- _Material to process_
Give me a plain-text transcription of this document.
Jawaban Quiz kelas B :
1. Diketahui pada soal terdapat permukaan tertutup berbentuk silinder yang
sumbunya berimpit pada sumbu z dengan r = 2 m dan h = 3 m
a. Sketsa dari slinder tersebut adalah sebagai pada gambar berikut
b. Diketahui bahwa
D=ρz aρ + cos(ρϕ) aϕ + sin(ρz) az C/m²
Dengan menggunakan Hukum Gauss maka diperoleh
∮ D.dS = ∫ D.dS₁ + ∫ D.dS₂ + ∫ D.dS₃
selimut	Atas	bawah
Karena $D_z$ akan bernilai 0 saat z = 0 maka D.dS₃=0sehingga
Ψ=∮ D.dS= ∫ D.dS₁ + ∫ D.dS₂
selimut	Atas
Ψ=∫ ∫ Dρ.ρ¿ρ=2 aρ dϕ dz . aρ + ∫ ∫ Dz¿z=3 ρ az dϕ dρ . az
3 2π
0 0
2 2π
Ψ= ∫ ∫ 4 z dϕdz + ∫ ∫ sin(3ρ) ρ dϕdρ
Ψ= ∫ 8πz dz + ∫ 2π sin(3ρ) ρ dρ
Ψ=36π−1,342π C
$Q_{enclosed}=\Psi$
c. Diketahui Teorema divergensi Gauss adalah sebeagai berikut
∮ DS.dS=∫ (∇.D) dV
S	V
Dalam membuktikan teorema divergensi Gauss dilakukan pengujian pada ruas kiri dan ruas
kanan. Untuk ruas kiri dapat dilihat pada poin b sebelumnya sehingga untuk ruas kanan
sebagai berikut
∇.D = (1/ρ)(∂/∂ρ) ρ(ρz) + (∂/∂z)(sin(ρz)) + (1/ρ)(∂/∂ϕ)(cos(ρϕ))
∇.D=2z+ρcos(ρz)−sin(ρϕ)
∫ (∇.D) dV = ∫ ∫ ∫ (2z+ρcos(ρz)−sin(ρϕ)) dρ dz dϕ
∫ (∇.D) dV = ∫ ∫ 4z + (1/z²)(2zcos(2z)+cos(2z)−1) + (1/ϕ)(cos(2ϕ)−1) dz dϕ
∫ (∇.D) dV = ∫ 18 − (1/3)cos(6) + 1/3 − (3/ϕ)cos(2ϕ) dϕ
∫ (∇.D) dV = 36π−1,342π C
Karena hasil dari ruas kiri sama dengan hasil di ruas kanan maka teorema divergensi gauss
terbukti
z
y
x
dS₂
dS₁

- _Problem to work on_
Write out the full listing, keeping every line exactly as it is.

- _The reply_
Give me a plain-text transcription of this document.
Jawaban Quiz kelas B :
1. Diketahui pada soal terdapat permukaan tertutup berbentuk silinder yang
sumbunya berimpit pada sumbu z dengan r = 2 m dan h = 3 m
a. Sketsa dari slinder tersebut adalah sebagai pada gambar berikut
b. Diketahui bahwa
D=ρz aρ + cos(ρϕ) aϕ + sin(ρz) az C/m²
Dengan menggunakan Hukum Gauss maka diperoleh
∮ D.dS = ∫ D.dS₁ + ∫ D.dS₂ + ∫ D.dS₃
selimut	Atas	bawah
Karena $D_z$ akan bernilai 0 saat z = 0 maka D.dS₃=0sehingga
Ψ=∮ D.dS= ∫ D.dS₁ + ∫ D.dS₂
selimut	Atas
Ψ=∫ ∫ Dρ.ρ¿ρ=2 aρ dϕ dz . aρ + ∫ ∫ Dz¿z=3 ρ az dϕ dρ . az
3 2π
0 0
2 2π
Ψ= ∫ ∫ 4 z dϕdz + ∫ ∫ sin(3ρ) ρ dϕdρ
Ψ= ∫ 8πz dz + ∫ 2π sin(3ρ) ρ dρ
Ψ=36π−1,342π C
$Q_{enclosed}=\Psi$
c. Diketahui Teorema divergensi Gauss adalah sebeagai berikut
∮ DS.dS=∫ (∇.D) dV
S	V
Dalam membuktikan teorema divergensi Gauss dilakukan pengujian pada ruas kiri dan ruas
kanan. Untuk ruas kiri dapat dilihat pada poin b sebelumnya sehingga untuk ruas kanan
sebagai berikut
∇.D = (1/ρ)(∂/∂ρ) ρ(ρz) + (∂/∂z)(sin(ρz)) + (1/ρ)(∂/∂ϕ)(cos(ρϕ))
∇.D=2z+ρcos(ρz)−sin(ρϕ)
∫ (∇.D) dV = ∫ ∫ ∫ (2z+ρcos(ρz)−sin(ρϕ)) dρ dz dϕ
∫ (∇.D) dV = ∫ ∫ 4z + (1/z²)(2zcos(2z)+cos(2z)−1) + (1/ϕ)(cos(2ϕ)−1) dz dϕ
∫ (∇.D) dV = ∫ 18 − (1/3)cos(6) + 1/3 − (3/ϕ)cos(2ϕ) dϕ
∫ (∇.D) dV = 36π−1,342π C
Karena hasil dari ruas kiri sama dengan hasil di ruas kanan maka teorema divergensi gauss
terbukti
z
y
x
dS₂
dS₁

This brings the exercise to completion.